> _APLICA LO LEÍDO_:
a) Repite al pie de la letra el pasaje del texto sobre el peronismo que va desde "Durante gran parte" hasta "y del futuro.".
b) Retoma el texto sobre el peronismo y continúalo a partir de su última oración.

> _FRAGMENTO DEL DOCUMENTO_:
= = = = = = =

El club de la nostalgia

El peronismo y la identidad sin proyecto


Durante gran parte de la historia argentina, el peronismo logró algo que pocos movimientos políticos consiguieron: construir una identidad. No fue solamente un partido, sino una cultura política con símbolos, relatos, consignas y una fuerte identificación emocional. Durante décadas, ser "nacional y popular" fue mucho más que una definición ideológica; fue una forma de entender la política.

Sin embargo, la Argentina de hoy parece plantearle un desafío distinto. La pregunta ya no es quién representa mejor una identidad histórica, sino quién ofrece un proyecto capaz de resolver los problemas del presente y del futuro.

En los últimos años, buena parte del discurso peronista volvió a apoyarse sobre conceptos como "la patria", "el pueblo", "el modelo nacional y popular" o "la defensa de los derechos conquistados". Son consignas que marcaron una época, pero que para muchos votantes dejaron de ser suficientes cuando la economía comenzó a deteriorarse de manera persistente.

= = = = = = =

> _DATOS DEL EJERCICIO_:
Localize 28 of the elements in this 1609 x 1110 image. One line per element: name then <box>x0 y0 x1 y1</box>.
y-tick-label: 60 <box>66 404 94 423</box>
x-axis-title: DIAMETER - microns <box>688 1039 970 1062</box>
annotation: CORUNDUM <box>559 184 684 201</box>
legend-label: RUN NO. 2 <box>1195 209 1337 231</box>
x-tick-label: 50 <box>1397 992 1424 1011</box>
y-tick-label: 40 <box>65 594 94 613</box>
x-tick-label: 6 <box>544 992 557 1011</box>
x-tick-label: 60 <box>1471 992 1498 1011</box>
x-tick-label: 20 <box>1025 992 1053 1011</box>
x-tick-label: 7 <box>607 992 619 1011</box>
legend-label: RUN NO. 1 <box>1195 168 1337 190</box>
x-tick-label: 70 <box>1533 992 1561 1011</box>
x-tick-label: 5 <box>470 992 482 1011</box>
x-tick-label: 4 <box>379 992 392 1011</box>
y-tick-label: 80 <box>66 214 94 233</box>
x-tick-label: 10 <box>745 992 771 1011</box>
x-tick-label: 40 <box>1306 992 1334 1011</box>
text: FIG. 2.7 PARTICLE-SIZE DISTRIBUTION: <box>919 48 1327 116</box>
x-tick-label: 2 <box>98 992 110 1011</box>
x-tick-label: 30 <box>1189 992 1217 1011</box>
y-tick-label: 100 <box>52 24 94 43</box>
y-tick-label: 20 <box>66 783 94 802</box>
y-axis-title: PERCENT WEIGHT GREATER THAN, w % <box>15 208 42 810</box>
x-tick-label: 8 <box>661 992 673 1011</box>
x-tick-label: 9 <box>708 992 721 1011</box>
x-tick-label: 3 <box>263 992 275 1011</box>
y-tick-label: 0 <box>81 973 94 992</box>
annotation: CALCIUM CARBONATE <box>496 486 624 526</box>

= = = = = = =

> _RESPUESTAS DEL EJERCICIO_:
a)
Durante gran parte de la historia argentina, el peronismo logró algo que pocos movimientos políticos consiguieron: construir una identidad. No fue solamente un partido, sino una cultura política con símbolos, relatos, consignas y una fuerte identificación emocional. Durante décadas, ser "nacional y popular" fue mucho más que una definición ideológica; fue una forma de entender la política.

Sin embargo, la Argentina de hoy parece plantearle un desafío distinto. La pregunta ya no es quién representa mejor una identidad histórica, sino quién ofrece un proyecto capaz de resolver los problemas del presente y del futuro.

b)
Los indicadores económicos muestran un escenario complejo. La inflación argentina alcanzó niveles superiores al 200% interanual durante 2023, mientras que la pobreza superó el 40% antes del cambio de gobierno. Posteriormente, las cifras oficiales comenzaron a mostrar una reducción tanto de la inflación como de la pobreza, aunque persiste un debate político y académico sobre las causas, la velocidad de la mejora y el impacto social del ajuste económico.

Estos datos no implican que todos los problemas hayan nacido exclusivamente bajo gobiernos peronistas, ni que otras administraciones estén exentas de responsabilidad. Argentina acumula décadas de crisis económicas atravesando gobiernos de distintos signos políticos. Sin embargo, resulta difícil ignorar que el peronismo gobernó una parte importante de ese período y que muchos ciudadanos asocian los problemas estructurales con ese ciclo político.

El problema parece ser otro: mientras gran parte del mundo discute inteligencia artificial, productividad, innovación tecnológica, competitividad global, educación del siglo XXI y nuevas inversiones, sectores del peronismo continúan apelando principalmente a símbolos históricos y a la épica del pasado.

La identidad política puede movilizar militantes, pero difícilmente alcance para convencer a una sociedad que exige resultados concretos. El votante promedio pregunta por inflación, empleo, salarios reales, acceso a la vivienda, seguridad y crecimiento económico antes que por la pertenencia ideológica de un dirigente.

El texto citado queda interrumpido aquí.